⟨

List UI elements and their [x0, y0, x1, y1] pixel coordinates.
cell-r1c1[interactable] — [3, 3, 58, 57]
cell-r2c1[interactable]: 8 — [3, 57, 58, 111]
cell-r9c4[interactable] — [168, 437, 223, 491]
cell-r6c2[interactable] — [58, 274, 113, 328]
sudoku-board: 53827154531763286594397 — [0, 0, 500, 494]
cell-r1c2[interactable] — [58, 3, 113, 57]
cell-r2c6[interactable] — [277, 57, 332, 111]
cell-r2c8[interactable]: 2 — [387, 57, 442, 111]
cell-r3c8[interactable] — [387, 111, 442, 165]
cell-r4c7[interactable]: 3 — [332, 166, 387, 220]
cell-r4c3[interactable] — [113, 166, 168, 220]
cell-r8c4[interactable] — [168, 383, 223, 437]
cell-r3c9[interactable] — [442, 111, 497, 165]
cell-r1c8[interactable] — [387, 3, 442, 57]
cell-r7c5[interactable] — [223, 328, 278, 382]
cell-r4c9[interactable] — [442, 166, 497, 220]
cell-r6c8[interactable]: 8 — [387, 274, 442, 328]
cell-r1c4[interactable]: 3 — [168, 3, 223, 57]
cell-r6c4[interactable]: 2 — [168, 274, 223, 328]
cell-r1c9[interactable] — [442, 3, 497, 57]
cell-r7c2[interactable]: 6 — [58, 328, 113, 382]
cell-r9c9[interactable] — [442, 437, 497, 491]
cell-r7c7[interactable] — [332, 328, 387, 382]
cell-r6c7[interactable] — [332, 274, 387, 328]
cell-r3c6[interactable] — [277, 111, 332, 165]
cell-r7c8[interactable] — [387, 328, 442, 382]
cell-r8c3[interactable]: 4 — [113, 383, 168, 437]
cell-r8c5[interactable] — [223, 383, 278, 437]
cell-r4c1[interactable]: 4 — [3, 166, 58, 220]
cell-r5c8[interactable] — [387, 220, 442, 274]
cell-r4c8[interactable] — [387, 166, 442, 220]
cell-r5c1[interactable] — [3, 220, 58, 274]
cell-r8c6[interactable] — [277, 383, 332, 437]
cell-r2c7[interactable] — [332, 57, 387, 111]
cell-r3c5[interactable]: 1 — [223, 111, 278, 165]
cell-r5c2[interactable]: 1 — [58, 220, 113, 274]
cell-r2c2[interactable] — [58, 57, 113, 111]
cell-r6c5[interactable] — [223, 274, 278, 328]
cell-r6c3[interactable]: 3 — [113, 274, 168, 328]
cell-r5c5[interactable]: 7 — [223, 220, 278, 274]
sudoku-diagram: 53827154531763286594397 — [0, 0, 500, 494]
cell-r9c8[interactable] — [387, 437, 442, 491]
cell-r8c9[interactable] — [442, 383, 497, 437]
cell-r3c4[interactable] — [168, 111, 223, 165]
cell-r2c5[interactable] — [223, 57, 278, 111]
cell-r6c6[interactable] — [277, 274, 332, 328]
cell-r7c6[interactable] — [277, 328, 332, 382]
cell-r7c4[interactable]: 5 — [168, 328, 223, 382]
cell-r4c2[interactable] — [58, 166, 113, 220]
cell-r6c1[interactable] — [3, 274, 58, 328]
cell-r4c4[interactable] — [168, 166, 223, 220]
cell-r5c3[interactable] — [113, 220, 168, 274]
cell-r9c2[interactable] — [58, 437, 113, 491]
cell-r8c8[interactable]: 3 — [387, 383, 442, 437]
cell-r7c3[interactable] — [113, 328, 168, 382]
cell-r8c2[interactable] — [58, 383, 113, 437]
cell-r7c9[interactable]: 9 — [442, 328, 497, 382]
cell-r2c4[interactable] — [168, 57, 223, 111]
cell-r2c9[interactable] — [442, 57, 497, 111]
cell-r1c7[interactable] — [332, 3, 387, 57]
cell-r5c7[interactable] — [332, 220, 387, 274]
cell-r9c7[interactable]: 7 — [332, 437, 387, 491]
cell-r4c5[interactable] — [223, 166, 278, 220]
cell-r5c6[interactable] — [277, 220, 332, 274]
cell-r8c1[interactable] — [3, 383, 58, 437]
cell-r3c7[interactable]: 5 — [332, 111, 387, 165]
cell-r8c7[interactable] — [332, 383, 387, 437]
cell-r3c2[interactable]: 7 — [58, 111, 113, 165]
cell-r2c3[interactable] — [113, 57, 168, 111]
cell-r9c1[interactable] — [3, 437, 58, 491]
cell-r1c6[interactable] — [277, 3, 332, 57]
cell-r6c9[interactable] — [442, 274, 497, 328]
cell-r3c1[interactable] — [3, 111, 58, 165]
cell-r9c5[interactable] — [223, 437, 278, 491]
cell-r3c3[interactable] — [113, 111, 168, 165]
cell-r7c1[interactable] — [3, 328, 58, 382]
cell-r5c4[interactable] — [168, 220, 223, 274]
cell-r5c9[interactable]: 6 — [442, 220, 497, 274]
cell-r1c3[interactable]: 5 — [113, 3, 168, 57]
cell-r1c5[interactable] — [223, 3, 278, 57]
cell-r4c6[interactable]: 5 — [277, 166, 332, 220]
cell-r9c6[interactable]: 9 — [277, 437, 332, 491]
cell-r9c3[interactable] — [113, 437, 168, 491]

⟩

» WORK TO COMPLETE: Extract the lines of the records above, starting with the first line and continuing up to and including the line that contains "cell-r6c4[interactable]: 2 —". Reproduce each line without any change.

» RIGHT ANSWER:
List UI elements and their [x0, y0, x1, y1] pixel coordinates.
cell-r1c1[interactable] — [3, 3, 58, 57]
cell-r2c1[interactable]: 8 — [3, 57, 58, 111]
cell-r9c4[interactable] — [168, 437, 223, 491]
cell-r6c2[interactable] — [58, 274, 113, 328]
sudoku-board: 53827154531763286594397 — [0, 0, 500, 494]
cell-r1c2[interactable] — [58, 3, 113, 57]
cell-r2c6[interactable] — [277, 57, 332, 111]
cell-r2c8[interactable]: 2 — [387, 57, 442, 111]
cell-r3c8[interactable] — [387, 111, 442, 165]
cell-r4c7[interactable]: 3 — [332, 166, 387, 220]
cell-r4c3[interactable] — [113, 166, 168, 220]
cell-r8c4[interactable] — [168, 383, 223, 437]
cell-r3c9[interactable] — [442, 111, 497, 165]
cell-r1c8[interactable] — [387, 3, 442, 57]
cell-r7c5[interactable] — [223, 328, 278, 382]
cell-r4c9[interactable] — [442, 166, 497, 220]
cell-r6c8[interactable]: 8 — [387, 274, 442, 328]
cell-r1c4[interactable]: 3 — [168, 3, 223, 57]
cell-r6c4[interactable]: 2 — [168, 274, 223, 328]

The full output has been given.